**DIRECTIVE:** From the listing below, pull out all lines with "dagen" in them.

**ENTRIES:**
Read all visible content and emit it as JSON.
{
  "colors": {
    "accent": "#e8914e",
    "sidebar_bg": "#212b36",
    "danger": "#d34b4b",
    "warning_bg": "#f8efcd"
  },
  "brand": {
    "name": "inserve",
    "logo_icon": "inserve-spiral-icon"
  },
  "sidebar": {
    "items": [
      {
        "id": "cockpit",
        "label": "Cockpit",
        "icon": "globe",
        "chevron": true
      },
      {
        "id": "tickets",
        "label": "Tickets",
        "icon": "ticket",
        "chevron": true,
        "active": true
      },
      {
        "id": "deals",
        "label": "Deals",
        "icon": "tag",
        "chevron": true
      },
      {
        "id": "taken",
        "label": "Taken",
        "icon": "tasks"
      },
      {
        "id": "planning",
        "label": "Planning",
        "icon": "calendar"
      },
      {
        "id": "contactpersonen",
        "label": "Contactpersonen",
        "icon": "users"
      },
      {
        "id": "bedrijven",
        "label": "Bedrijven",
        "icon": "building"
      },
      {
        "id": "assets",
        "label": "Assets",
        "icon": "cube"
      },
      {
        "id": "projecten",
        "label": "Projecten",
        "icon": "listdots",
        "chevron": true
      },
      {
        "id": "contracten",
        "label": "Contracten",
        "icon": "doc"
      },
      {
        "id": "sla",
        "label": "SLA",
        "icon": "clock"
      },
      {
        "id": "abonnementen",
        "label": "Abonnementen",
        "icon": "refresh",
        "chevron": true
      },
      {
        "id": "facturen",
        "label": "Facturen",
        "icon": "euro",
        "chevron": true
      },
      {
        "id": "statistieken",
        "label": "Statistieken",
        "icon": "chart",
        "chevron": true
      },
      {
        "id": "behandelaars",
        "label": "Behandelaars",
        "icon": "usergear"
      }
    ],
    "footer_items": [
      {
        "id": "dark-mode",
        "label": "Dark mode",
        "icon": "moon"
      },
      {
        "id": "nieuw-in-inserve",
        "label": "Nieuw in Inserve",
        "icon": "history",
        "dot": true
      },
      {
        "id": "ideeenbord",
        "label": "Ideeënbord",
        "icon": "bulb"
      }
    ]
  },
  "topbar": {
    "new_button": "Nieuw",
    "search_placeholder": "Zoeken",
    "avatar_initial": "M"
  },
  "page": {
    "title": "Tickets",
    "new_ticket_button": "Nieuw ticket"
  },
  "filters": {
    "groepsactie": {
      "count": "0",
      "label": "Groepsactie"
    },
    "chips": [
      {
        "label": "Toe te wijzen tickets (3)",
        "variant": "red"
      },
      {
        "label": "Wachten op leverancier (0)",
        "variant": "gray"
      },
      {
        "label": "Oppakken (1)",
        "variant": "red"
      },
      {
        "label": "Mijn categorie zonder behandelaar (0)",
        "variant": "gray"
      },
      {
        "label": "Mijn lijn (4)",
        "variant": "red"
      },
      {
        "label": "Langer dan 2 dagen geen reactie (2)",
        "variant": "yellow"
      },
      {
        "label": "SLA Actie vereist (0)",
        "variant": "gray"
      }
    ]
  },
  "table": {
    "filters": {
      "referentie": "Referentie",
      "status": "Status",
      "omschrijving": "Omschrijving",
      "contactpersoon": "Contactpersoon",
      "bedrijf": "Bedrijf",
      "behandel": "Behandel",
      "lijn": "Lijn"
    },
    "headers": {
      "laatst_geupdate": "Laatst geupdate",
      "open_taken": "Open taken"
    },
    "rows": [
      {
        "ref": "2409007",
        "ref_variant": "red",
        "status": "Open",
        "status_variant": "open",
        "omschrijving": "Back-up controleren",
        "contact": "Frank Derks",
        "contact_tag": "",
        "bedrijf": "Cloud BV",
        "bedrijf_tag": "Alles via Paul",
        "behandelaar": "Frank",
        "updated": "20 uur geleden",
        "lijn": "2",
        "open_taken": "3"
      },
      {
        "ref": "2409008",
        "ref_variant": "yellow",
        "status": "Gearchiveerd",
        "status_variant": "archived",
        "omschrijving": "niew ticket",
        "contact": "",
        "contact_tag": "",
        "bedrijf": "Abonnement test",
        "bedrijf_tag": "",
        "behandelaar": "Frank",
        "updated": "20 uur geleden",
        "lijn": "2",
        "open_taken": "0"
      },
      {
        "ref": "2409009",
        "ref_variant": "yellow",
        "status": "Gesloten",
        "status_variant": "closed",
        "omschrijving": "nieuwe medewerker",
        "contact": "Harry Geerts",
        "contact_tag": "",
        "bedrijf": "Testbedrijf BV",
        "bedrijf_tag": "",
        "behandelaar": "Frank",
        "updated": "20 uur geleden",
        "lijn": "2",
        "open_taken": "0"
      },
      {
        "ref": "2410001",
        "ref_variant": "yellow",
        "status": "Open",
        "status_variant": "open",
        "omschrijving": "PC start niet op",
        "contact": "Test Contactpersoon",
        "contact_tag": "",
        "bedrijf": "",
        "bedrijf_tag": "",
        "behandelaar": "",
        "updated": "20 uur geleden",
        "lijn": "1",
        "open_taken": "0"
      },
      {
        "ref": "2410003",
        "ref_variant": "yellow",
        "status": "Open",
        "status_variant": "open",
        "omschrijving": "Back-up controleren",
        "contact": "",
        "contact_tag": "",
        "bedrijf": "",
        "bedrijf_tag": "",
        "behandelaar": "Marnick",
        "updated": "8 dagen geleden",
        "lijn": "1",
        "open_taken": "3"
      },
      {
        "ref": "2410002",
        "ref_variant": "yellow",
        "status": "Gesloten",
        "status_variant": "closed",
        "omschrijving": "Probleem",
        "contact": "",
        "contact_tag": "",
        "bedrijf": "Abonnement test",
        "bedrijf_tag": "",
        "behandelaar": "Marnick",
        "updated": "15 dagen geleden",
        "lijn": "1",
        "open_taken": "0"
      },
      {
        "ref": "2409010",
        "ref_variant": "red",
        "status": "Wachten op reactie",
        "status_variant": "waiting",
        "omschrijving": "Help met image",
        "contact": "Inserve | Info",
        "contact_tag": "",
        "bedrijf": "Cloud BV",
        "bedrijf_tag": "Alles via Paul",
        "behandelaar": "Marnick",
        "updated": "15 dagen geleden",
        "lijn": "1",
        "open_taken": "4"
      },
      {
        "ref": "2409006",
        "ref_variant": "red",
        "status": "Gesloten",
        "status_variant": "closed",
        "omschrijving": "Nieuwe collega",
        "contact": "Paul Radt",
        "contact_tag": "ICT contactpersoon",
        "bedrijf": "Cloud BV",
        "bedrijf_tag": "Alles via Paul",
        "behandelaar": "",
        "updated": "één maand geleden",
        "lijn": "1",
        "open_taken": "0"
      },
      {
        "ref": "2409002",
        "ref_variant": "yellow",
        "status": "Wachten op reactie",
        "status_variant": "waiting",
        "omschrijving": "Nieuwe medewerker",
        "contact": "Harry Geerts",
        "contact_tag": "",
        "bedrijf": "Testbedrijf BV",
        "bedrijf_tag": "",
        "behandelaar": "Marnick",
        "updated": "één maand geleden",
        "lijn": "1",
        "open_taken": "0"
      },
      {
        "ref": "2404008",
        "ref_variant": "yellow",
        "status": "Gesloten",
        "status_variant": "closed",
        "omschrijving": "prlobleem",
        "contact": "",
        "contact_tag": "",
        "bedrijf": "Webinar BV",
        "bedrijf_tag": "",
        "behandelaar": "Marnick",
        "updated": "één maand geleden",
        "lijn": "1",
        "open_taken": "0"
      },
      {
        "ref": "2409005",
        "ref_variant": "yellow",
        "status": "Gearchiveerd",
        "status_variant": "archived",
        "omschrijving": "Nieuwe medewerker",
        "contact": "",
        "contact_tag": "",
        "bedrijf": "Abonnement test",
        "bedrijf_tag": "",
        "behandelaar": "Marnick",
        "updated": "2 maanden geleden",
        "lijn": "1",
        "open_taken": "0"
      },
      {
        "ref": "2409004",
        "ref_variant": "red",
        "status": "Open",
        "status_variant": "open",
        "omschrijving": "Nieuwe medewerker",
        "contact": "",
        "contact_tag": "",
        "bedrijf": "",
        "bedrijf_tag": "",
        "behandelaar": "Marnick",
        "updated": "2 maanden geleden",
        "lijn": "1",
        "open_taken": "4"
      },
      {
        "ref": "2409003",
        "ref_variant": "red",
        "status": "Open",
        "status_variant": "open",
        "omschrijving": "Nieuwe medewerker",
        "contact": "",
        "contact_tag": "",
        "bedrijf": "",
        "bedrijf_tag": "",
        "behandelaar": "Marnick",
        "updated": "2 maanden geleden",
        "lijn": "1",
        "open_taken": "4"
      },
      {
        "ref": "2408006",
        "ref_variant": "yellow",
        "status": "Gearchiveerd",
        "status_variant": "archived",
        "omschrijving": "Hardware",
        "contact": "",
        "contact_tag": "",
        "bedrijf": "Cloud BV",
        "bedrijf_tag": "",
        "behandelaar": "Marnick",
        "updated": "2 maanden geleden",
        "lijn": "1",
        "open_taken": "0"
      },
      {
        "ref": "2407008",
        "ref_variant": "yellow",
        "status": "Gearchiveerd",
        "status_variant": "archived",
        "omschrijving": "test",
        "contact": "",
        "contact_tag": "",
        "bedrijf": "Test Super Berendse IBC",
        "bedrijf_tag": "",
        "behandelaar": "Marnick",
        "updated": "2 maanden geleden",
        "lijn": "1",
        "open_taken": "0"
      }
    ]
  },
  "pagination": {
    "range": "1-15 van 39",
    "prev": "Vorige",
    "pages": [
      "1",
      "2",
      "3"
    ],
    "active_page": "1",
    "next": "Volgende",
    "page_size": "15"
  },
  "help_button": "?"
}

**TASK RESULT:**
        "label": "Langer dan 2 dagen geen reactie (2)",
        "updated": "8 dagen geleden",
        "updated": "15 dagen geleden",
        "updated": "15 dagen geleden",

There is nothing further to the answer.